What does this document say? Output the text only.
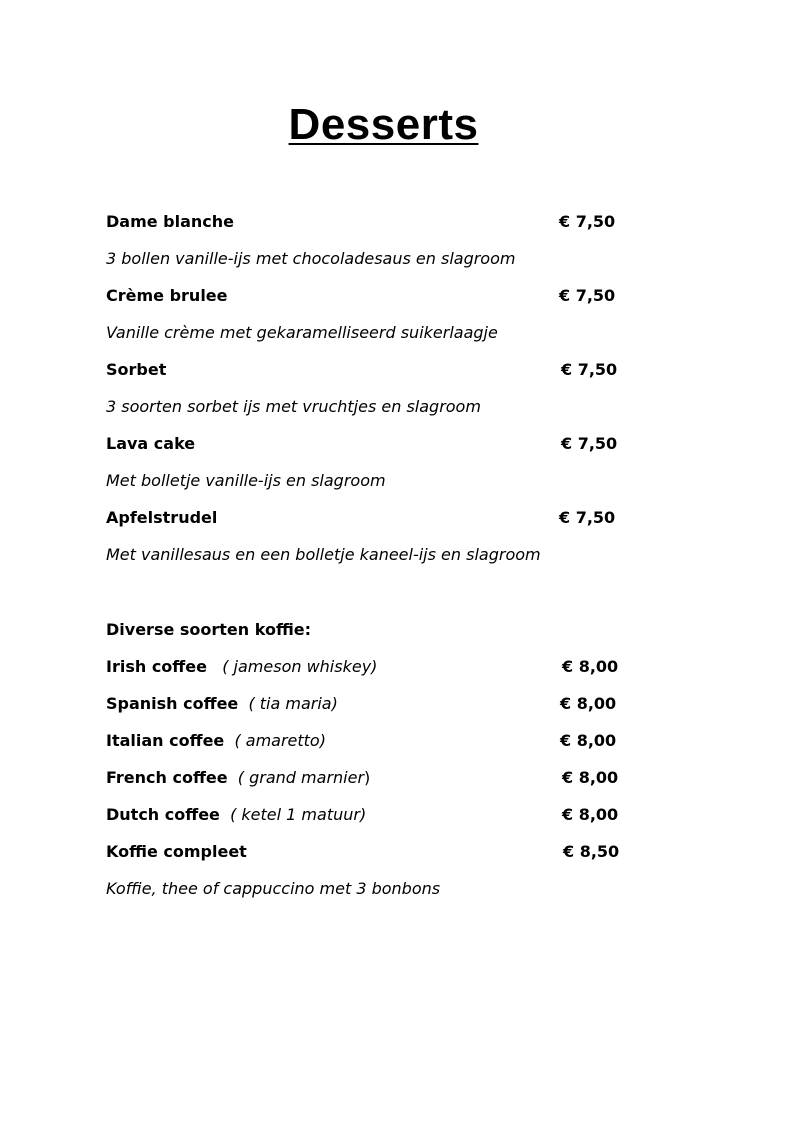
Desserts
Dame blanche	€ 7,50
3 bollen vanille-ijs met chocoladesaus en slagroom
Crème brulee	€ 7,50
Vanille crème met gekaramelliseerd suikerlaagje
Sorbet	€ 7,50
3 soorten sorbet ijs met vruchtjes en slagroom
Lava cake	€ 7,50
Met bolletje vanille-ijs en slagroom
Apfelstrudel	€ 7,50
Met vanillesaus en een bolletje kaneel-ijs en slagroom
Diverse soorten koffie:
Irish coffee ( jameson whiskey)	€ 8,00
Spanish coffee ( tia maria)	€ 8,00
Italian coffee ( amaretto)	€ 8,00
French coffee ( grand marnier)	€ 8,00
Dutch coffee ( ketel 1 matuur)	€ 8,00
Koffie compleet	€ 8,50
Koffie, thee of cappuccino met 3 bonbons
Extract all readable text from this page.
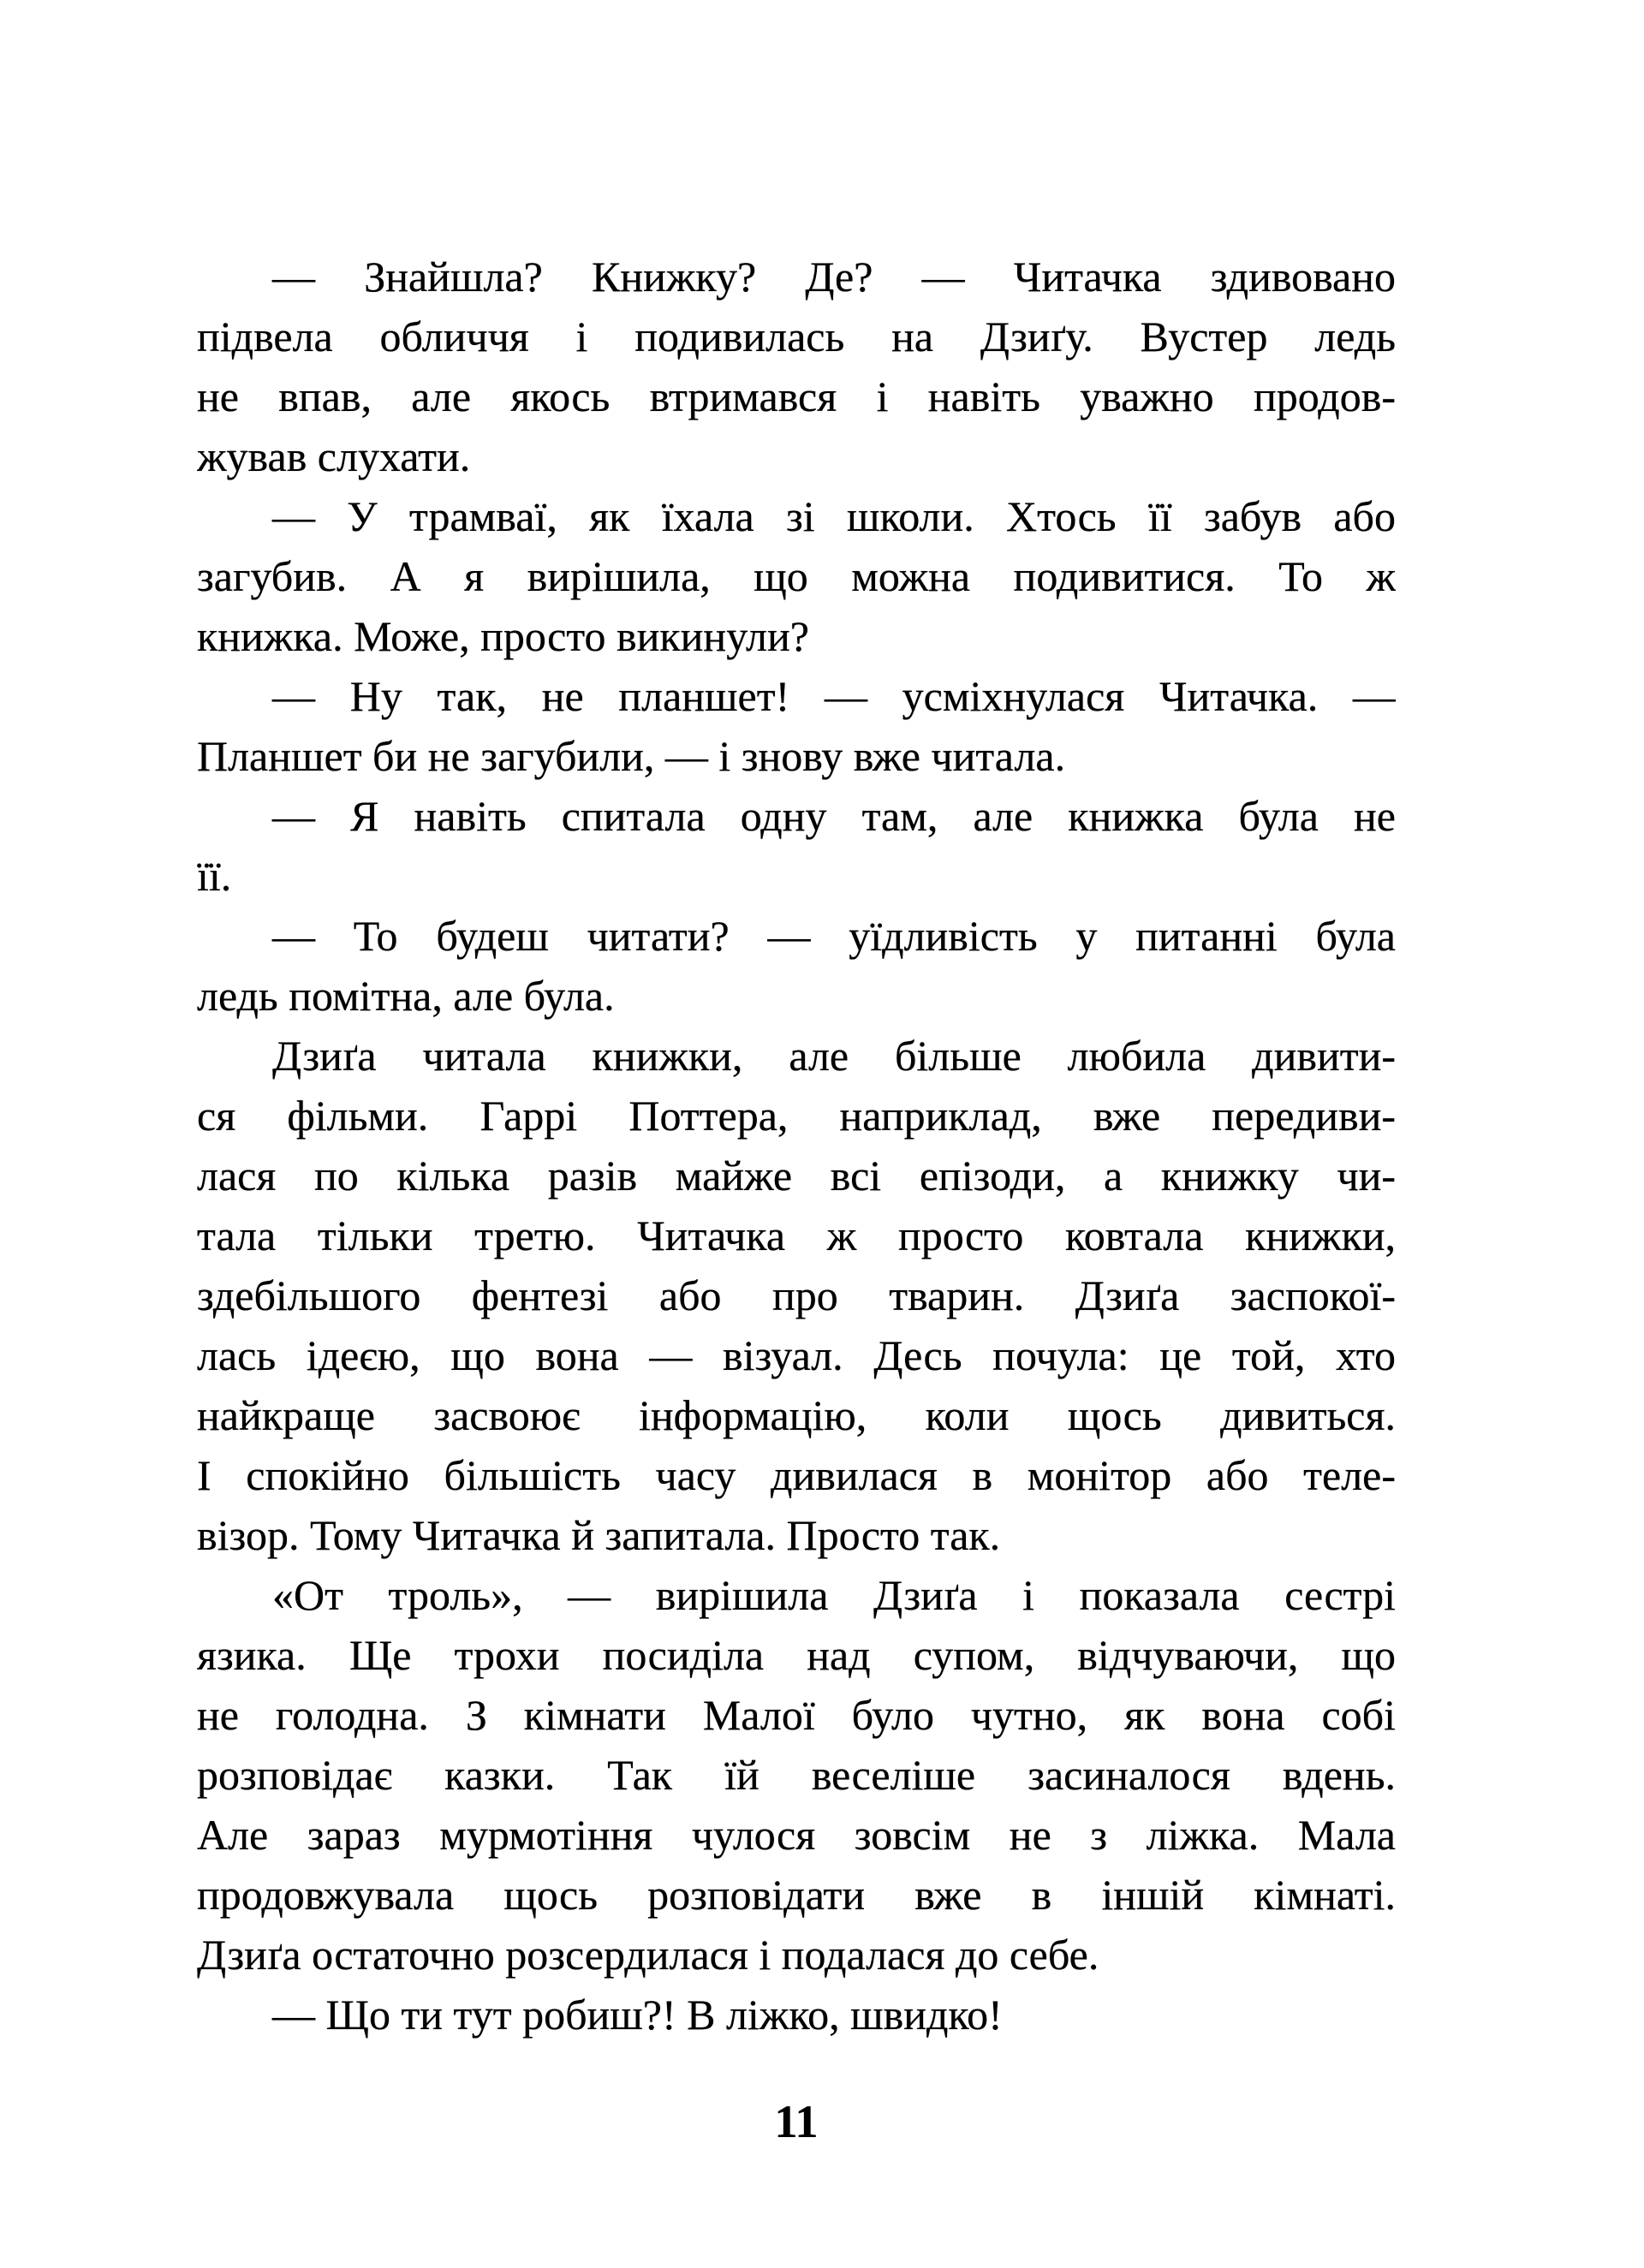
— Знайшла? Книжку? Де? — Читачка здивовано
підвела обличчя і подивилась на Дзиґу. Вустер ледь
не впав, але якось втримався і навіть уважно продов-
жував слухати.
— У трамваї, як їхала зі школи. Хтось її забув або
загубив. А я вирішила, що можна подивитися. То ж
книжка. Може, просто викинули?
— Ну так, не планшет! — усміхнулася Читачка. —
Планшет би не загубили, — і знову вже читала.
— Я навіть спитала одну там, але книжка була не
її.
— То будеш читати? — уїдливість у питанні була
ледь помітна, але була.
Дзиґа читала книжки, але більше любила дивити-
ся фільми. Гаррі Поттера, наприклад, вже передиви-
лася по кілька разів майже всі епізоди, а книжку чи-
тала тільки третю. Читачка ж просто ковтала книжки,
здебільшого фентезі або про тварин. Дзиґа заспокої-
лась ідеєю, що вона — візуал. Десь почула: це той, хто
найкраще засвоює інформацію, коли щось дивиться.
І спокійно більшість часу дивилася в монітор або теле-
візор. Тому Читачка й запитала. Просто так.
«От троль», — вирішила Дзиґа і показала сестрі
язика. Ще трохи посиділа над супом, відчуваючи, що
не голодна. З кімнати Малої було чутно, як вона собі
розповідає казки. Так їй веселіше засиналося вдень.
Але зараз мурмотіння чулося зовсім не з ліжка. Мала
продовжувала щось розповідати вже в іншій кімнаті.
Дзиґа остаточно розсердилася і подалася до себе.
— Що ти тут робиш?! В ліжко, швидко!
11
----------
== Stated goal ==
Locate the string "coffee" in the listing above and copy every line where it occurs.

== Task solution ==
Irish coffee ( jameson whiskey)	€ 8,00
Spanish coffee ( tia maria)	€ 8,00
Italian coffee ( amaretto)	€ 8,00
French coffee ( grand marnier)	€ 8,00
Dutch coffee ( ketel 1 matuur)	€ 8,00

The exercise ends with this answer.